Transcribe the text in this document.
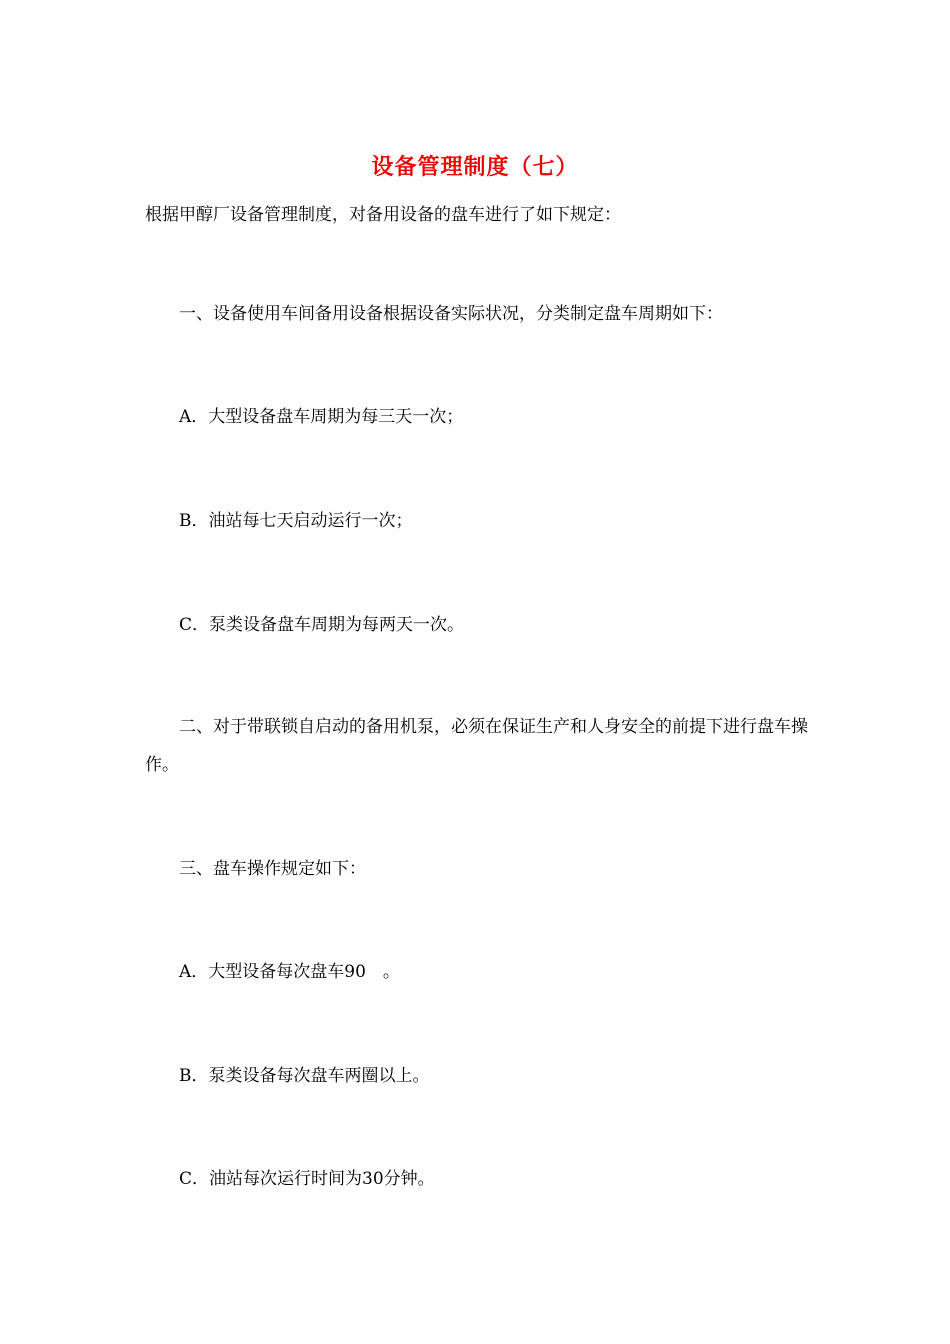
设备管理制度（七）
根据甲醇厂设备管理制度，对备用设备的盘车进行了如下规定：
一、设备使用车间备用设备根据设备实际状况，分类制定盘车周期如下：
A．大型设备盘车周期为每三天一次；
B．油站每七天启动运行一次；
C．泵类设备盘车周期为每两天一次。
二、对于带联锁自启动的备用机泵，必须在保证生产和人身安全的前提下进行盘车操作。
三、盘车操作规定如下：
A．大型设备每次盘车90　。
B．泵类设备每次盘车两圈以上。
C．油站每次运行时间为30分钟。
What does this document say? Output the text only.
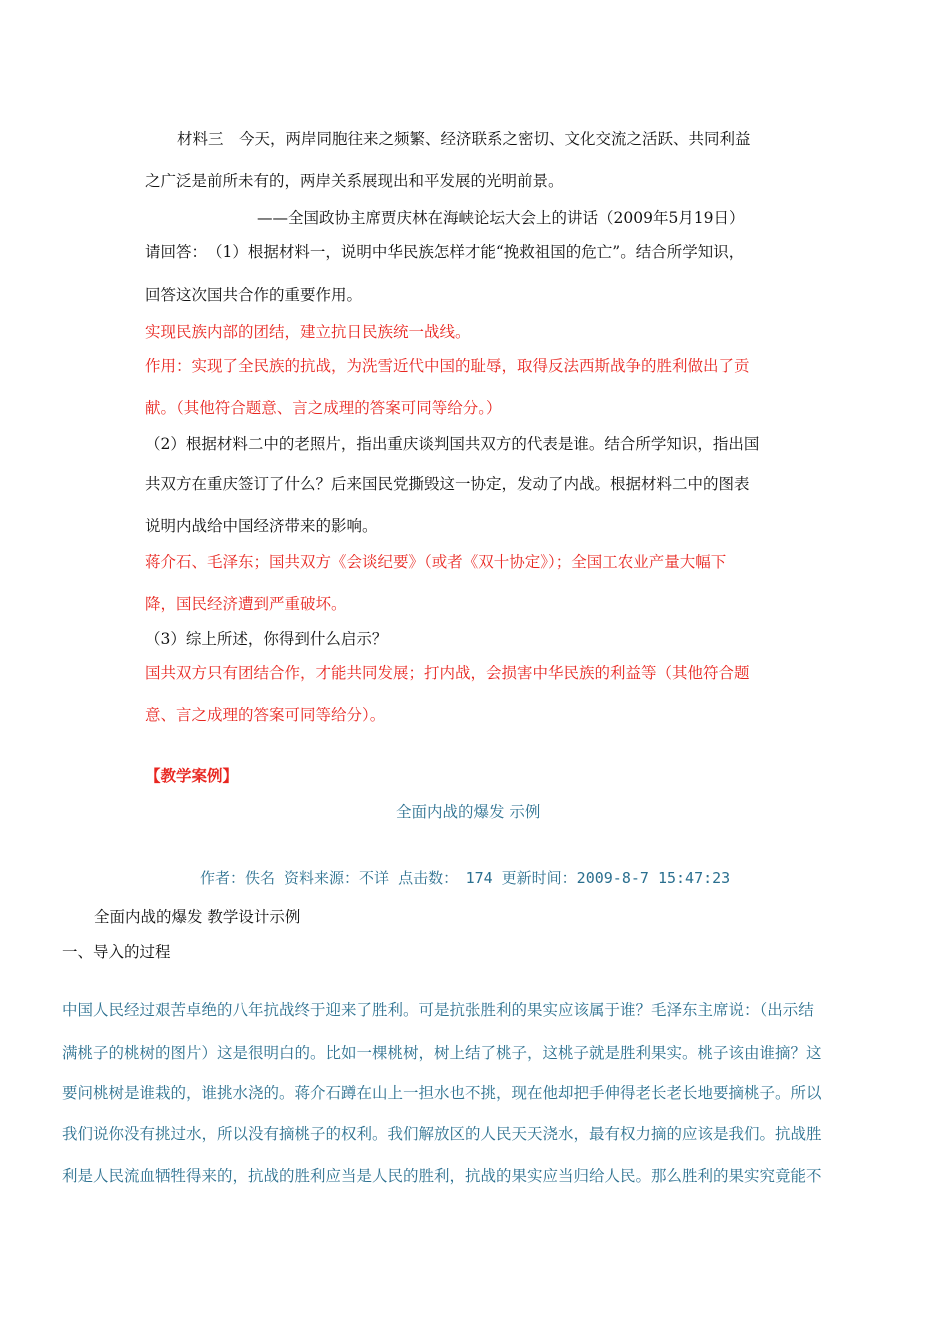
材料三　今天，两岸同胞往来之频繁、经济联系之密切、文化交流之活跃、共同利益
之广泛是前所未有的，两岸关系展现出和平发展的光明前景。
——全国政协主席贾庆林在海峡论坛大会上的讲话（2009年5月19日）
请回答：　（1）根据材料一，说明中华民族怎样才能“挽救祖国的危亡”。结合所学知识，
回答这次国共合作的重要作用。
实现民族内部的团结，建立抗日民族统一战线。
作用：实现了全民族的抗战，为洗雪近代中国的耻辱，取得反法西斯战争的胜利做出了贡
献。（其他符合题意、言之成理的答案可同等给分。）
（2）根据材料二中的老照片，指出重庆谈判国共双方的代表是谁。结合所学知识，指出国
共双方在重庆签订了什么？后来国民党撕毁这一协定，发动了内战。根据材料二中的图表
说明内战给中国经济带来的影响。
蒋介石、毛泽东；国共双方《会谈纪要》（或者《双十协定》）；全国工农业产量大幅下
降，国民经济遭到严重破坏。
（3）综上所述，你得到什么启示？
国共双方只有团结合作，才能共同发展；打内战，会损害中华民族的利益等（其他符合题
意、言之成理的答案可同等给分）。
【教学案例】
全面内战的爆发 示例
作者：佚名 资料来源：不详 点击数：　174 更新时间：2009-8-7 15:47:23
全面内战的爆发 教学设计示例
一、导入的过程
中国人民经过艰苦卓绝的八年抗战终于迎来了胜利。可是抗张胜利的果实应该属于谁？毛泽东主席说：（出示结
满桃子的桃树的图片）这是很明白的。比如一棵桃树，树上结了桃子，这桃子就是胜利果实。桃子该由谁摘？这
要问桃树是谁栽的，谁挑水浇的。蒋介石蹲在山上一担水也不挑，现在他却把手伸得老长老长地要摘桃子。所以
我们说你没有挑过水，所以没有摘桃子的权利。我们解放区的人民天天浇水，最有权力摘的应该是我们。抗战胜
利是人民流血牺牲得来的，抗战的胜利应当是人民的胜利，抗战的果实应当归给人民。那么胜利的果实究竟能不
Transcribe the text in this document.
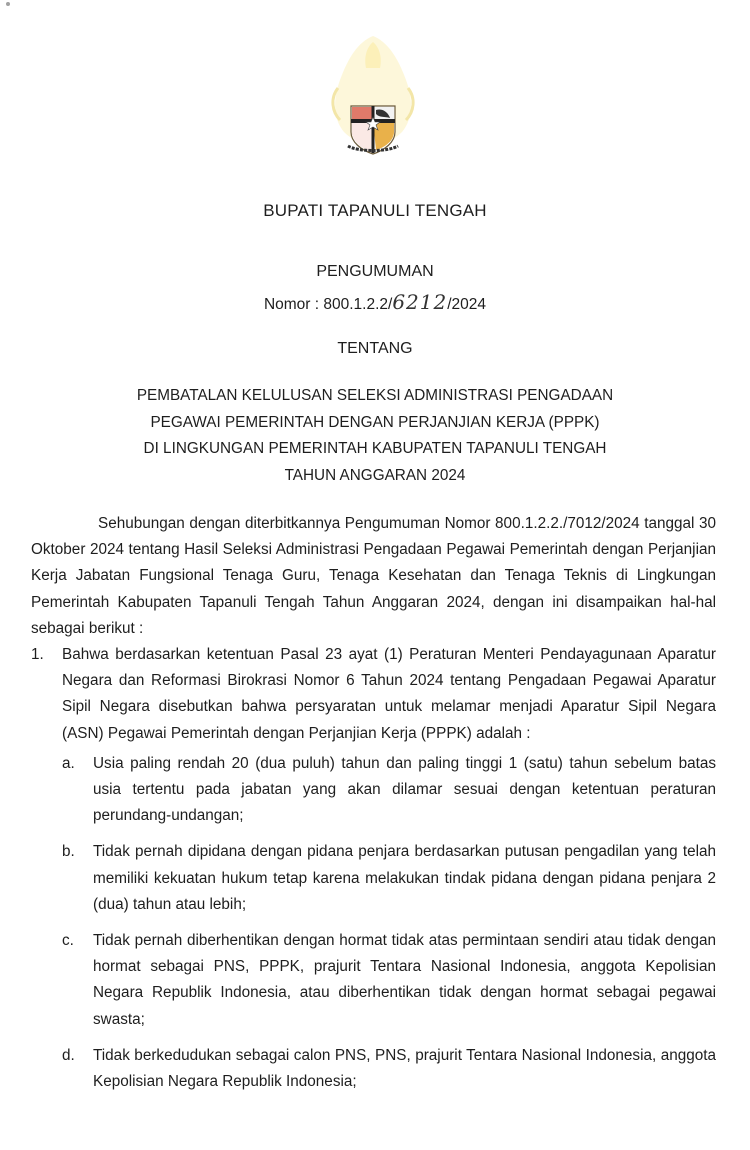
BUPATI TAPANULI TENGAH
PENGUMUMAN
Nomor : 800.1.2.2/6212/2024
TENTANG
PEMBATALAN KELULUSAN SELEKSI ADMINISTRASI PENGADAAN
PEGAWAI PEMERINTAH DENGAN PERJANJIAN KERJA (PPPK)
DI LINGKUNGAN PEMERINTAH KABUPATEN TAPANULI TENGAH
TAHUN ANGGARAN 2024

Sehubungan dengan diterbitkannya Pengumuman Nomor 800.1.2.2./7012/2024 tanggal 30 Oktober 2024 tentang Hasil Seleksi Administrasi Pengadaan Pegawai Pemerintah dengan Perjanjian Kerja Jabatan Fungsional Tenaga Guru, Tenaga Kesehatan dan Tenaga Teknis di Lingkungan Pemerintah Kabupaten Tapanuli Tengah Tahun Anggaran 2024, dengan ini disampaikan hal-hal sebagai berikut :

1.	Bahwa berdasarkan ketentuan Pasal 23 ayat (1) Peraturan Menteri Pendayagunaan Aparatur Negara dan Reformasi Birokrasi Nomor 6 Tahun 2024 tentang Pengadaan Pegawai Aparatur Sipil Negara disebutkan bahwa persyaratan untuk melamar menjadi Aparatur Sipil Negara (ASN) Pegawai Pemerintah dengan Perjanjian Kerja (PPPK) adalah :
a.	Usia paling rendah 20 (dua puluh) tahun dan paling tinggi 1 (satu) tahun sebelum batas usia tertentu pada jabatan yang akan dilamar sesuai dengan ketentuan peraturan perundang-undangan;
b.	Tidak pernah dipidana dengan pidana penjara berdasarkan putusan pengadilan yang telah memiliki kekuatan hukum tetap karena melakukan tindak pidana dengan pidana penjara 2 (dua) tahun atau lebih;
c.	Tidak pernah diberhentikan dengan hormat tidak atas permintaan sendiri atau tidak dengan hormat sebagai PNS, PPPK, prajurit Tentara Nasional Indonesia, anggota Kepolisian Negara Republik Indonesia, atau diberhentikan tidak dengan hormat sebagai pegawai swasta;
d.	Tidak berkedudukan sebagai calon PNS, PNS, prajurit Tentara Nasional Indonesia, anggota Kepolisian Negara Republik Indonesia;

▶ **Exercise objective**
Transcribe the material as is, with images omitted.

▶ **Full answer**
Transcribe the text in this document.
设备管理制度（七）
根据甲醇厂设备管理制度，对备用设备的盘车进行了如下规定：
一、设备使用车间备用设备根据设备实际状况，分类制定盘车周期如下：
A．大型设备盘车周期为每三天一次；
B．油站每七天启动运行一次；
C．泵类设备盘车周期为每两天一次。
二、对于带联锁自启动的备用机泵，必须在保证生产和人身安全的前提下进行盘车操作。
三、盘车操作规定如下：
A．大型设备每次盘车90　。
B．泵类设备每次盘车两圈以上。
C．油站每次运行时间为30分钟。
What does this document say? Output the text only.
材料三　今天，两岸同胞往来之频繁、经济联系之密切、文化交流之活跃、共同利益
之广泛是前所未有的，两岸关系展现出和平发展的光明前景。
——全国政协主席贾庆林在海峡论坛大会上的讲话（2009年5月19日）
请回答：　（1）根据材料一，说明中华民族怎样才能“挽救祖国的危亡”。结合所学知识，
回答这次国共合作的重要作用。
实现民族内部的团结，建立抗日民族统一战线。
作用：实现了全民族的抗战，为洗雪近代中国的耻辱，取得反法西斯战争的胜利做出了贡
献。（其他符合题意、言之成理的答案可同等给分。）
（2）根据材料二中的老照片，指出重庆谈判国共双方的代表是谁。结合所学知识，指出国
共双方在重庆签订了什么？后来国民党撕毁这一协定，发动了内战。根据材料二中的图表
说明内战给中国经济带来的影响。
蒋介石、毛泽东；国共双方《会谈纪要》（或者《双十协定》）；全国工农业产量大幅下
降，国民经济遭到严重破坏。
（3）综上所述，你得到什么启示？
国共双方只有团结合作，才能共同发展；打内战，会损害中华民族的利益等（其他符合题
意、言之成理的答案可同等给分）。
【教学案例】
全面内战的爆发 示例
作者：佚名 资料来源：不详 点击数：　174 更新时间：2009-8-7 15:47:23
全面内战的爆发 教学设计示例
一、导入的过程
中国人民经过艰苦卓绝的八年抗战终于迎来了胜利。可是抗张胜利的果实应该属于谁？毛泽东主席说：（出示结
满桃子的桃树的图片）这是很明白的。比如一棵桃树，树上结了桃子，这桃子就是胜利果实。桃子该由谁摘？这
要问桃树是谁栽的，谁挑水浇的。蒋介石蹲在山上一担水也不挑，现在他却把手伸得老长老长地要摘桃子。所以
我们说你没有挑过水，所以没有摘桃子的权利。我们解放区的人民天天浇水，最有权力摘的应该是我们。抗战胜
利是人民流血牺牲得来的，抗战的胜利应当是人民的胜利，抗战的果实应当归给人民。那么胜利的果实究竟能不
Transcribe the text in this document.
BUPATI TAPANULI TENGAH
PENGUMUMAN
Nomor : 800.1.2.2/6212/2024
TENTANG
PEMBATALAN KELULUSAN SELEKSI ADMINISTRASI PENGADAAN
PEGAWAI PEMERINTAH DENGAN PERJANJIAN KERJA (PPPK)
DI LINGKUNGAN PEMERINTAH KABUPATEN TAPANULI TENGAH
TAHUN ANGGARAN 2024

Sehubungan dengan diterbitkannya Pengumuman Nomor 800.1.2.2./7012/2024 tanggal 30 Oktober 2024 tentang Hasil Seleksi Administrasi Pengadaan Pegawai Pemerintah dengan Perjanjian Kerja Jabatan Fungsional Tenaga Guru, Tenaga Kesehatan dan Tenaga Teknis di Lingkungan Pemerintah Kabupaten Tapanuli Tengah Tahun Anggaran 2024, dengan ini disampaikan hal-hal sebagai berikut :

1.	Bahwa berdasarkan ketentuan Pasal 23 ayat (1) Peraturan Menteri Pendayagunaan Aparatur Negara dan Reformasi Birokrasi Nomor 6 Tahun 2024 tentang Pengadaan Pegawai Aparatur Sipil Negara disebutkan bahwa persyaratan untuk melamar menjadi Aparatur Sipil Negara (ASN) Pegawai Pemerintah dengan Perjanjian Kerja (PPPK) adalah :
a.	Usia paling rendah 20 (dua puluh) tahun dan paling tinggi 1 (satu) tahun sebelum batas usia tertentu pada jabatan yang akan dilamar sesuai dengan ketentuan peraturan perundang-undangan;
b.	Tidak pernah dipidana dengan pidana penjara berdasarkan putusan pengadilan yang telah memiliki kekuatan hukum tetap karena melakukan tindak pidana dengan pidana penjara 2 (dua) tahun atau lebih;
c.	Tidak pernah diberhentikan dengan hormat tidak atas permintaan sendiri atau tidak dengan hormat sebagai PNS, PPPK, prajurit Tentara Nasional Indonesia, anggota Kepolisian Negara Republik Indonesia, atau diberhentikan tidak dengan hormat sebagai pegawai swasta;
d.	Tidak berkedudukan sebagai calon PNS, PNS, prajurit Tentara Nasional Indonesia, anggota Kepolisian Negara Republik Indonesia;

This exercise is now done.